## What you should do
Say how many lines in the records include the string "LAKELAND", adding no other words.

## Listed records
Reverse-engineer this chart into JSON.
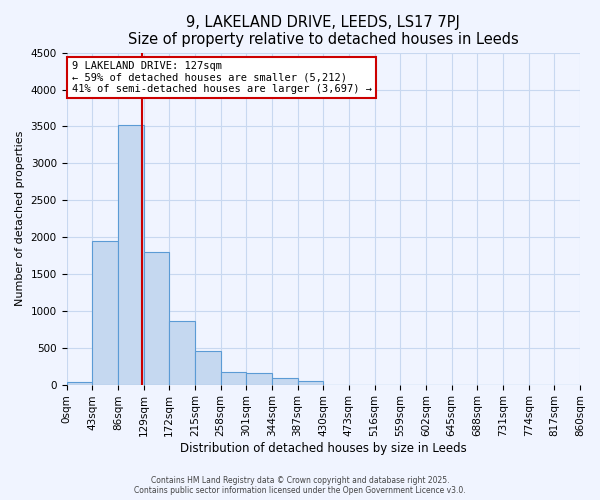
{
  "title": "9, LAKELAND DRIVE, LEEDS, LS17 7PJ",
  "subtitle": "Size of property relative to detached houses in Leeds",
  "xlabel": "Distribution of detached houses by size in Leeds",
  "ylabel": "Number of detached properties",
  "bar_values": [
    40,
    1950,
    3520,
    1800,
    860,
    460,
    170,
    160,
    95,
    55,
    0,
    0,
    0,
    0,
    0,
    0,
    0,
    0,
    0,
    0
  ],
  "bin_edges": [
    0,
    43,
    86,
    129,
    172,
    215,
    258,
    301,
    344,
    387,
    430,
    473,
    516,
    559,
    602,
    645,
    688,
    731,
    774,
    817,
    860
  ],
  "tick_labels": [
    "0sqm",
    "43sqm",
    "86sqm",
    "129sqm",
    "172sqm",
    "215sqm",
    "258sqm",
    "301sqm",
    "344sqm",
    "387sqm",
    "430sqm",
    "473sqm",
    "516sqm",
    "559sqm",
    "602sqm",
    "645sqm",
    "688sqm",
    "731sqm",
    "774sqm",
    "817sqm",
    "860sqm"
  ],
  "bar_color": "#c5d8f0",
  "bar_edge_color": "#5b9bd5",
  "vline_x": 127,
  "vline_color": "#cc0000",
  "ylim": [
    0,
    4500
  ],
  "annotation_text": "9 LAKELAND DRIVE: 127sqm\n← 59% of detached houses are smaller (5,212)\n41% of semi-detached houses are larger (3,697) →",
  "annotation_box_color": "#ffffff",
  "annotation_box_edge": "#cc0000",
  "footer_line1": "Contains HM Land Registry data © Crown copyright and database right 2025.",
  "footer_line2": "Contains public sector information licensed under the Open Government Licence v3.0.",
  "bg_color": "#f0f4ff",
  "grid_color": "#c8d8f0"
}
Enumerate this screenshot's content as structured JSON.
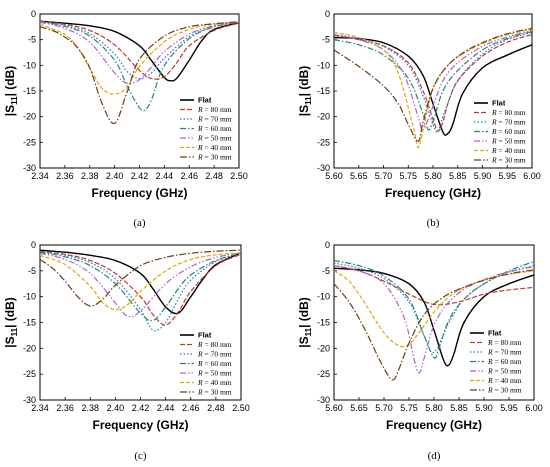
{
  "colors": {
    "Flat": "#000000",
    "R = 80 mm": "#c0392b",
    "R = 70 mm": "#2f6fd1",
    "R = 60 mm": "#1f8a6a",
    "R = 50 mm": "#b05fd6",
    "R = 40 mm": "#e0a800",
    "R = 30 mm": "#6b3e12"
  },
  "chart_data": [
    {
      "type": "line",
      "caption": "(a)",
      "xlabel": "Frequency (GHz)",
      "ylabel": "|S11| (dB)",
      "xlim": [
        2.34,
        2.5
      ],
      "ylim": [
        -30,
        0
      ],
      "xticks": [
        "2.34",
        "2.36",
        "2.38",
        "2.40",
        "2.42",
        "2.44",
        "2.46",
        "2.48",
        "2.50"
      ],
      "yticks": [
        "0",
        "-5",
        "-10",
        "-15",
        "-20",
        "-25",
        "-30"
      ],
      "legend_position": "right",
      "series": [
        {
          "name": "Flat",
          "x": [
            2.34,
            2.36,
            2.38,
            2.4,
            2.42,
            2.43,
            2.44,
            2.445,
            2.45,
            2.46,
            2.47,
            2.48,
            2.5
          ],
          "y": [
            -1.4,
            -1.8,
            -2.3,
            -3.4,
            -6.2,
            -9.2,
            -12.4,
            -13.0,
            -12.5,
            -9.0,
            -5.2,
            -3.0,
            -1.7
          ]
        },
        {
          "name": "R = 80 mm",
          "x": [
            2.34,
            2.36,
            2.38,
            2.4,
            2.42,
            2.43,
            2.44,
            2.45,
            2.46,
            2.48,
            2.5
          ],
          "y": [
            -1.4,
            -2.0,
            -3.2,
            -6.0,
            -11.0,
            -12.6,
            -12.2,
            -9.5,
            -6.2,
            -3.2,
            -1.8
          ]
        },
        {
          "name": "R = 70 mm",
          "x": [
            2.34,
            2.36,
            2.38,
            2.4,
            2.41,
            2.42,
            2.43,
            2.44,
            2.46,
            2.48,
            2.5
          ],
          "y": [
            -1.5,
            -2.2,
            -3.8,
            -7.8,
            -11.2,
            -12.6,
            -11.4,
            -8.6,
            -4.4,
            -2.4,
            -1.6
          ]
        },
        {
          "name": "R = 60 mm",
          "x": [
            2.34,
            2.36,
            2.38,
            2.4,
            2.41,
            2.42,
            2.425,
            2.43,
            2.44,
            2.46,
            2.48,
            2.5
          ],
          "y": [
            -1.5,
            -2.4,
            -4.3,
            -9.0,
            -14.0,
            -18.3,
            -18.6,
            -16.5,
            -10.0,
            -4.8,
            -2.5,
            -1.6
          ]
        },
        {
          "name": "R = 50 mm",
          "x": [
            2.34,
            2.36,
            2.38,
            2.4,
            2.41,
            2.42,
            2.43,
            2.44,
            2.46,
            2.48,
            2.5
          ],
          "y": [
            -1.6,
            -2.8,
            -5.5,
            -11.5,
            -13.5,
            -12.8,
            -10.2,
            -7.3,
            -3.9,
            -2.3,
            -1.6
          ]
        },
        {
          "name": "R = 40 mm",
          "x": [
            2.34,
            2.36,
            2.37,
            2.38,
            2.39,
            2.4,
            2.41,
            2.42,
            2.44,
            2.46,
            2.48,
            2.5
          ],
          "y": [
            -2.0,
            -4.0,
            -6.5,
            -10.5,
            -14.5,
            -15.6,
            -14.3,
            -10.2,
            -5.4,
            -3.0,
            -2.0,
            -1.6
          ]
        },
        {
          "name": "R = 30 mm",
          "x": [
            2.34,
            2.35,
            2.36,
            2.37,
            2.38,
            2.39,
            2.4,
            2.41,
            2.42,
            2.44,
            2.46,
            2.48,
            2.5
          ],
          "y": [
            -2.5,
            -3.2,
            -4.5,
            -6.5,
            -10.5,
            -17.5,
            -21.3,
            -15.2,
            -8.8,
            -4.3,
            -2.5,
            -1.9,
            -1.5
          ]
        }
      ]
    },
    {
      "type": "line",
      "caption": "(b)",
      "xlabel": "Frequency (GHz)",
      "ylabel": "|S11| (dB)",
      "xlim": [
        5.6,
        6.0
      ],
      "ylim": [
        -30,
        0
      ],
      "xticks": [
        "5.60",
        "5.65",
        "5.70",
        "5.75",
        "5.80",
        "5.85",
        "5.90",
        "5.95",
        "6.00"
      ],
      "yticks": [
        "0",
        "-5",
        "-10",
        "-15",
        "-20",
        "-25",
        "-30"
      ],
      "legend_position": "right",
      "series": [
        {
          "name": "Flat",
          "x": [
            5.6,
            5.65,
            5.7,
            5.75,
            5.78,
            5.8,
            5.82,
            5.83,
            5.84,
            5.86,
            5.9,
            5.95,
            6.0
          ],
          "y": [
            -4.6,
            -4.8,
            -5.6,
            -8.2,
            -12.0,
            -17.5,
            -23.0,
            -23.3,
            -21.5,
            -15.5,
            -10.5,
            -8.0,
            -6.0
          ]
        },
        {
          "name": "R = 80 mm",
          "x": [
            5.6,
            5.65,
            5.7,
            5.75,
            5.78,
            5.8,
            5.81,
            5.82,
            5.83,
            5.85,
            5.9,
            5.95,
            6.0
          ],
          "y": [
            -4.2,
            -5.0,
            -6.2,
            -9.5,
            -15.0,
            -20.5,
            -22.8,
            -21.0,
            -17.5,
            -13.0,
            -8.2,
            -5.5,
            -4.0
          ]
        },
        {
          "name": "R = 70 mm",
          "x": [
            5.6,
            5.65,
            5.7,
            5.75,
            5.78,
            5.8,
            5.81,
            5.82,
            5.85,
            5.9,
            5.95,
            6.0
          ],
          "y": [
            -4.0,
            -4.8,
            -6.3,
            -10.0,
            -16.0,
            -21.5,
            -23.0,
            -20.0,
            -13.0,
            -7.8,
            -5.0,
            -3.6
          ]
        },
        {
          "name": "R = 60 mm",
          "x": [
            5.6,
            5.65,
            5.7,
            5.75,
            5.78,
            5.79,
            5.8,
            5.82,
            5.85,
            5.9,
            5.95,
            6.0
          ],
          "y": [
            -5.0,
            -6.0,
            -8.0,
            -12.5,
            -19.5,
            -22.5,
            -21.0,
            -15.0,
            -11.0,
            -7.0,
            -4.8,
            -3.4
          ]
        },
        {
          "name": "R = 50 mm",
          "x": [
            5.6,
            5.65,
            5.7,
            5.74,
            5.77,
            5.78,
            5.8,
            5.82,
            5.85,
            5.9,
            5.95,
            6.0
          ],
          "y": [
            -4.0,
            -5.0,
            -7.0,
            -11.5,
            -20.0,
            -22.5,
            -18.0,
            -13.0,
            -9.5,
            -6.3,
            -4.5,
            -3.2
          ]
        },
        {
          "name": "R = 40 mm",
          "x": [
            5.6,
            5.65,
            5.7,
            5.73,
            5.76,
            5.77,
            5.78,
            5.8,
            5.83,
            5.87,
            5.92,
            5.96,
            6.0
          ],
          "y": [
            -3.6,
            -4.6,
            -7.0,
            -11.5,
            -22.0,
            -26.0,
            -22.5,
            -14.5,
            -10.0,
            -7.2,
            -5.0,
            -3.8,
            -3.0
          ]
        },
        {
          "name": "R = 30 mm",
          "x": [
            5.6,
            5.65,
            5.7,
            5.73,
            5.75,
            5.77,
            5.78,
            5.8,
            5.83,
            5.87,
            5.92,
            5.96,
            6.0
          ],
          "y": [
            -7.0,
            -10.2,
            -14.0,
            -17.5,
            -21.5,
            -24.8,
            -21.0,
            -14.5,
            -10.0,
            -7.0,
            -4.8,
            -3.6,
            -2.8
          ]
        }
      ]
    },
    {
      "type": "line",
      "caption": "(c)",
      "xlabel": "Frequency (GHz)",
      "ylabel": "|S11| (dB)",
      "xlim": [
        2.34,
        2.5
      ],
      "ylim": [
        -30,
        0
      ],
      "xticks": [
        "2.34",
        "2.36",
        "2.38",
        "2.40",
        "2.42",
        "2.44",
        "2.46",
        "2.48",
        "2.50"
      ],
      "yticks": [
        "0",
        "-5",
        "-10",
        "-15",
        "-20",
        "-25",
        "-30"
      ],
      "legend_position": "right",
      "series": [
        {
          "name": "Flat",
          "x": [
            2.34,
            2.36,
            2.38,
            2.4,
            2.42,
            2.43,
            2.44,
            2.45,
            2.46,
            2.47,
            2.48,
            2.5
          ],
          "y": [
            -1.0,
            -1.4,
            -2.0,
            -3.0,
            -5.5,
            -8.5,
            -12.0,
            -13.2,
            -10.0,
            -6.5,
            -3.8,
            -1.5
          ]
        },
        {
          "name": "R = 80 mm",
          "x": [
            2.34,
            2.36,
            2.38,
            2.4,
            2.42,
            2.43,
            2.44,
            2.45,
            2.46,
            2.48,
            2.5
          ],
          "y": [
            -1.2,
            -1.8,
            -3.0,
            -5.5,
            -10.0,
            -13.5,
            -15.5,
            -13.0,
            -9.0,
            -4.0,
            -1.8
          ]
        },
        {
          "name": "R = 70 mm",
          "x": [
            2.34,
            2.36,
            2.38,
            2.4,
            2.42,
            2.43,
            2.44,
            2.45,
            2.46,
            2.48,
            2.5
          ],
          "y": [
            -1.3,
            -2.0,
            -3.4,
            -6.5,
            -12.5,
            -16.5,
            -15.0,
            -10.5,
            -6.8,
            -3.2,
            -1.6
          ]
        },
        {
          "name": "R = 60 mm",
          "x": [
            2.34,
            2.36,
            2.38,
            2.4,
            2.42,
            2.43,
            2.44,
            2.45,
            2.46,
            2.48,
            2.5
          ],
          "y": [
            -1.4,
            -2.3,
            -4.0,
            -7.5,
            -13.2,
            -14.6,
            -12.0,
            -8.5,
            -5.8,
            -3.0,
            -1.6
          ]
        },
        {
          "name": "R = 50 mm",
          "x": [
            2.34,
            2.36,
            2.38,
            2.4,
            2.41,
            2.42,
            2.44,
            2.46,
            2.48,
            2.5
          ],
          "y": [
            -1.6,
            -2.8,
            -5.5,
            -11.2,
            -13.8,
            -12.8,
            -7.5,
            -4.2,
            -2.4,
            -1.5
          ]
        },
        {
          "name": "R = 40 mm",
          "x": [
            2.34,
            2.36,
            2.38,
            2.39,
            2.4,
            2.41,
            2.42,
            2.44,
            2.46,
            2.48,
            2.5
          ],
          "y": [
            -2.0,
            -3.8,
            -8.0,
            -11.2,
            -12.5,
            -11.5,
            -9.0,
            -5.0,
            -2.8,
            -1.9,
            -1.5
          ]
        },
        {
          "name": "R = 30 mm",
          "x": [
            2.34,
            2.35,
            2.36,
            2.37,
            2.38,
            2.39,
            2.4,
            2.42,
            2.44,
            2.46,
            2.48,
            2.5
          ],
          "y": [
            -2.8,
            -4.5,
            -7.0,
            -10.0,
            -11.8,
            -10.5,
            -7.8,
            -4.0,
            -2.4,
            -1.6,
            -1.2,
            -1.0
          ]
        }
      ]
    },
    {
      "type": "line",
      "caption": "(d)",
      "xlabel": "Frequency (GHz)",
      "ylabel": "|S11| (dB)",
      "xlim": [
        5.6,
        6.0
      ],
      "ylim": [
        -30,
        0
      ],
      "xticks": [
        "5.60",
        "5.65",
        "5.70",
        "5.75",
        "5.80",
        "5.85",
        "5.90",
        "5.95",
        "6.00"
      ],
      "yticks": [
        "0",
        "-5",
        "-10",
        "-15",
        "-20",
        "-25",
        "-30"
      ],
      "legend_position": "right",
      "series": [
        {
          "name": "Flat",
          "x": [
            5.6,
            5.65,
            5.7,
            5.75,
            5.78,
            5.8,
            5.82,
            5.83,
            5.84,
            5.86,
            5.9,
            5.95,
            6.0
          ],
          "y": [
            -4.5,
            -4.8,
            -5.5,
            -7.5,
            -11.0,
            -16.5,
            -22.5,
            -23.2,
            -21.0,
            -15.0,
            -10.0,
            -7.5,
            -5.8
          ]
        },
        {
          "name": "R = 80 mm",
          "x": [
            5.6,
            5.65,
            5.7,
            5.75,
            5.8,
            5.85,
            5.9,
            5.95,
            6.0
          ],
          "y": [
            -4.0,
            -5.0,
            -7.0,
            -9.5,
            -11.5,
            -11.0,
            -9.5,
            -8.7,
            -8.2
          ]
        },
        {
          "name": "R = 70 mm",
          "x": [
            5.6,
            5.65,
            5.7,
            5.75,
            5.78,
            5.8,
            5.83,
            5.86,
            5.9,
            5.95,
            6.0
          ],
          "y": [
            -3.5,
            -4.5,
            -6.5,
            -11.0,
            -17.5,
            -20.8,
            -15.0,
            -10.5,
            -7.5,
            -5.2,
            -4.0
          ]
        },
        {
          "name": "R = 60 mm",
          "x": [
            5.6,
            5.65,
            5.7,
            5.75,
            5.78,
            5.8,
            5.81,
            5.83,
            5.86,
            5.9,
            5.95,
            6.0
          ],
          "y": [
            -3.0,
            -4.0,
            -6.0,
            -10.5,
            -17.5,
            -21.8,
            -20.0,
            -14.5,
            -10.5,
            -7.5,
            -5.0,
            -3.2
          ]
        },
        {
          "name": "R = 50 mm",
          "x": [
            5.6,
            5.65,
            5.7,
            5.74,
            5.76,
            5.77,
            5.78,
            5.8,
            5.83,
            5.87,
            5.92,
            5.96,
            6.0
          ],
          "y": [
            -4.0,
            -5.0,
            -7.5,
            -14.0,
            -22.0,
            -24.8,
            -22.0,
            -15.5,
            -11.0,
            -8.0,
            -6.0,
            -5.0,
            -4.2
          ]
        },
        {
          "name": "R = 40 mm",
          "x": [
            5.6,
            5.63,
            5.66,
            5.7,
            5.73,
            5.75,
            5.77,
            5.8,
            5.83,
            5.87,
            5.92,
            5.96,
            6.0
          ],
          "y": [
            -5.0,
            -7.0,
            -11.0,
            -17.0,
            -19.5,
            -19.2,
            -17.0,
            -13.0,
            -10.0,
            -7.8,
            -6.2,
            -5.5,
            -5.0
          ]
        },
        {
          "name": "R = 30 mm",
          "x": [
            5.6,
            5.63,
            5.66,
            5.69,
            5.71,
            5.72,
            5.73,
            5.75,
            5.78,
            5.82,
            5.87,
            5.92,
            5.96,
            6.0
          ],
          "y": [
            -7.5,
            -11.0,
            -16.0,
            -22.0,
            -25.5,
            -26.0,
            -24.0,
            -19.0,
            -13.5,
            -10.0,
            -7.8,
            -6.3,
            -5.4,
            -4.8
          ]
        }
      ]
    }
  ]
}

## Full output
2